-- BEGIN --

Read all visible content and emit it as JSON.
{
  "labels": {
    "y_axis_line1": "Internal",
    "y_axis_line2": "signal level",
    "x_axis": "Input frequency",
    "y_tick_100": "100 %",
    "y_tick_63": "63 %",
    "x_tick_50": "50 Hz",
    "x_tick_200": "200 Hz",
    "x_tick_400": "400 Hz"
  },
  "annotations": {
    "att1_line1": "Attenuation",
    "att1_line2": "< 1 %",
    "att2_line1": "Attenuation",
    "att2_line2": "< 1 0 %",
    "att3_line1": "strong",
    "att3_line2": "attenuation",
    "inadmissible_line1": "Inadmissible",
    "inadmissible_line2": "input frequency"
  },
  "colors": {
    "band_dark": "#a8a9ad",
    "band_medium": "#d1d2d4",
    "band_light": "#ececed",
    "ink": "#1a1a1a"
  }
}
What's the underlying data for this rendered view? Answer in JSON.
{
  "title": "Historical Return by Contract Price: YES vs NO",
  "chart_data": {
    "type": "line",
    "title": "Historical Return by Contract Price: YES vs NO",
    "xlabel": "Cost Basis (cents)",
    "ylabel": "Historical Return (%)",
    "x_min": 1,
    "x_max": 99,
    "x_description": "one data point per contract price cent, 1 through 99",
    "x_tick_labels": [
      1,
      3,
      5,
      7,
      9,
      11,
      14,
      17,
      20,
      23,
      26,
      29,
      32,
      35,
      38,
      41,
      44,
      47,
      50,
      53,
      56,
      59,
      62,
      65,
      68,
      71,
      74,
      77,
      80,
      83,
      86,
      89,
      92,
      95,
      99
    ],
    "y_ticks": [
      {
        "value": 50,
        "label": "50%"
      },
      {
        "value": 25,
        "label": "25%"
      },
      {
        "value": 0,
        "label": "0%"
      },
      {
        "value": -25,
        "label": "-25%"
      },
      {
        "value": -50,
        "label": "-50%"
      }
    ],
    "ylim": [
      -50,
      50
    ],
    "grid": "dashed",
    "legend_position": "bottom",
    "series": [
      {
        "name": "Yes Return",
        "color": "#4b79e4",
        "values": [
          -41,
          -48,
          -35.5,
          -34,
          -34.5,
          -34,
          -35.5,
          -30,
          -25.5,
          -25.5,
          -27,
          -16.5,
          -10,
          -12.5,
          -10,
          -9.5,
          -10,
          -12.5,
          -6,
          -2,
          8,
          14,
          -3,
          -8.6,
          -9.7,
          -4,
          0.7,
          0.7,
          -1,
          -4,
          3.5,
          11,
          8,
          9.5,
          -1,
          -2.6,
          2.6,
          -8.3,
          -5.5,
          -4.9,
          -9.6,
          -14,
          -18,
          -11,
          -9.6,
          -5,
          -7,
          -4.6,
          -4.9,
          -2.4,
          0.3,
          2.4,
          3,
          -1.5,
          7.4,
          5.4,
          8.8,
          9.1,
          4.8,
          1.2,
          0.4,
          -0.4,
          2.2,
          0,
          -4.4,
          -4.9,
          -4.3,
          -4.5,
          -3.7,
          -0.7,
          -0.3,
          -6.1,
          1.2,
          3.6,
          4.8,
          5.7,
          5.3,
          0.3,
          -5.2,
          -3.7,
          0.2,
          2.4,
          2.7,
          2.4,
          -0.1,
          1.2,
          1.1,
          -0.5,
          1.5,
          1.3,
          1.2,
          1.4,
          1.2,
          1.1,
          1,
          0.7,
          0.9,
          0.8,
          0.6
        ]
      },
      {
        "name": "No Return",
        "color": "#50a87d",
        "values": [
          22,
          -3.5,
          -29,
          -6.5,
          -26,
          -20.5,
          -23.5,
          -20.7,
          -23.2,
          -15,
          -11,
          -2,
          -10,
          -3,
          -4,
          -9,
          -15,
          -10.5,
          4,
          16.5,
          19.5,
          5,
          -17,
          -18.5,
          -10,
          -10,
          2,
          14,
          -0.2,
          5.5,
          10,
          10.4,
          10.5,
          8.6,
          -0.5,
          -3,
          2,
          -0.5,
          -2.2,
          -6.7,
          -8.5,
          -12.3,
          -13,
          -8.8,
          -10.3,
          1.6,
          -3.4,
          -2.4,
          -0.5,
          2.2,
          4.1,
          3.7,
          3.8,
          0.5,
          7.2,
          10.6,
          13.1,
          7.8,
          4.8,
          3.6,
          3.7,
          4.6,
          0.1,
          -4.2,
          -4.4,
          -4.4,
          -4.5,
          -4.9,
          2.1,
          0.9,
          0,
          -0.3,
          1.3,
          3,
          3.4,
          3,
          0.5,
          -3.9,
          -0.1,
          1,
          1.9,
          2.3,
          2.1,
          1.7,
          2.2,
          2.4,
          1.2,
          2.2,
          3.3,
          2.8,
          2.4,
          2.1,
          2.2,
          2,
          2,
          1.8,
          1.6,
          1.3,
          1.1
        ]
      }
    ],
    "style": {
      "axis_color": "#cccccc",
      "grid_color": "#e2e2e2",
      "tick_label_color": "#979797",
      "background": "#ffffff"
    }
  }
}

-- END --

> _Aim_:
Write out the entries in full, exactly as given.

> _Answer to this exercise_:
Read all visible content and emit it as JSON.
{
  "labels": {
    "y_axis_line1": "Internal",
    "y_axis_line2": "signal level",
    "x_axis": "Input frequency",
    "y_tick_100": "100 %",
    "y_tick_63": "63 %",
    "x_tick_50": "50 Hz",
    "x_tick_200": "200 Hz",
    "x_tick_400": "400 Hz"
  },
  "annotations": {
    "att1_line1": "Attenuation",
    "att1_line2": "< 1 %",
    "att2_line1": "Attenuation",
    "att2_line2": "< 1 0 %",
    "att3_line1": "strong",
    "att3_line2": "attenuation",
    "inadmissible_line1": "Inadmissible",
    "inadmissible_line2": "input frequency"
  },
  "colors": {
    "band_dark": "#a8a9ad",
    "band_medium": "#d1d2d4",
    "band_light": "#ececed",
    "ink": "#1a1a1a"
  }
}
What's the underlying data for this rendered view? Answer in JSON.
{
  "title": "Historical Return by Contract Price: YES vs NO",
  "chart_data": {
    "type": "line",
    "title": "Historical Return by Contract Price: YES vs NO",
    "xlabel": "Cost Basis (cents)",
    "ylabel": "Historical Return (%)",
    "x_min": 1,
    "x_max": 99,
    "x_description": "one data point per contract price cent, 1 through 99",
    "x_tick_labels": [
      1,
      3,
      5,
      7,
      9,
      11,
      14,
      17,
      20,
      23,
      26,
      29,
      32,
      35,
      38,
      41,
      44,
      47,
      50,
      53,
      56,
      59,
      62,
      65,
      68,
      71,
      74,
      77,
      80,
      83,
      86,
      89,
      92,
      95,
      99
    ],
    "y_ticks": [
      {
        "value": 50,
        "label": "50%"
      },
      {
        "value": 25,
        "label": "25%"
      },
      {
        "value": 0,
        "label": "0%"
      },
      {
        "value": -25,
        "label": "-25%"
      },
      {
        "value": -50,
        "label": "-50%"
      }
    ],
    "ylim": [
      -50,
      50
    ],
    "grid": "dashed",
    "legend_position": "bottom",
    "series": [
      {
        "name": "Yes Return",
        "color": "#4b79e4",
        "values": [
          -41,
          -48,
          -35.5,
          -34,
          -34.5,
          -34,
          -35.5,
          -30,
          -25.5,
          -25.5,
          -27,
          -16.5,
          -10,
          -12.5,
          -10,
          -9.5,
          -10,
          -12.5,
          -6,
          -2,
          8,
          14,
          -3,
          -8.6,
          -9.7,
          -4,
          0.7,
          0.7,
          -1,
          -4,
          3.5,
          11,
          8,
          9.5,
          -1,
          -2.6,
          2.6,
          -8.3,
          -5.5,
          -4.9,
          -9.6,
          -14,
          -18,
          -11,
          -9.6,
          -5,
          -7,
          -4.6,
          -4.9,
          -2.4,
          0.3,
          2.4,
          3,
          -1.5,
          7.4,
          5.4,
          8.8,
          9.1,
          4.8,
          1.2,
          0.4,
          -0.4,
          2.2,
          0,
          -4.4,
          -4.9,
          -4.3,
          -4.5,
          -3.7,
          -0.7,
          -0.3,
          -6.1,
          1.2,
          3.6,
          4.8,
          5.7,
          5.3,
          0.3,
          -5.2,
          -3.7,
          0.2,
          2.4,
          2.7,
          2.4,
          -0.1,
          1.2,
          1.1,
          -0.5,
          1.5,
          1.3,
          1.2,
          1.4,
          1.2,
          1.1,
          1,
          0.7,
          0.9,
          0.8,
          0.6
        ]
      },
      {
        "name": "No Return",
        "color": "#50a87d",
        "values": [
          22,
          -3.5,
          -29,
          -6.5,
          -26,
          -20.5,
          -23.5,
          -20.7,
          -23.2,
          -15,
          -11,
          -2,
          -10,
          -3,
          -4,
          -9,
          -15,
          -10.5,
          4,
          16.5,
          19.5,
          5,
          -17,
          -18.5,
          -10,
          -10,
          2,
          14,
          -0.2,
          5.5,
          10,
          10.4,
          10.5,
          8.6,
          -0.5,
          -3,
          2,
          -0.5,
          -2.2,
          -6.7,
          -8.5,
          -12.3,
          -13,
          -8.8,
          -10.3,
          1.6,
          -3.4,
          -2.4,
          -0.5,
          2.2,
          4.1,
          3.7,
          3.8,
          0.5,
          7.2,
          10.6,
          13.1,
          7.8,
          4.8,
          3.6,
          3.7,
          4.6,
          0.1,
          -4.2,
          -4.4,
          -4.4,
          -4.5,
          -4.9,
          2.1,
          0.9,
          0,
          -0.3,
          1.3,
          3,
          3.4,
          3,
          0.5,
          -3.9,
          -0.1,
          1,
          1.9,
          2.3,
          2.1,
          1.7,
          2.2,
          2.4,
          1.2,
          2.2,
          3.3,
          2.8,
          2.4,
          2.1,
          2.2,
          2,
          2,
          1.8,
          1.6,
          1.3,
          1.1
        ]
      }
    ],
    "style": {
      "axis_color": "#cccccc",
      "grid_color": "#e2e2e2",
      "tick_label_color": "#979797",
      "background": "#ffffff"
    }
  }
}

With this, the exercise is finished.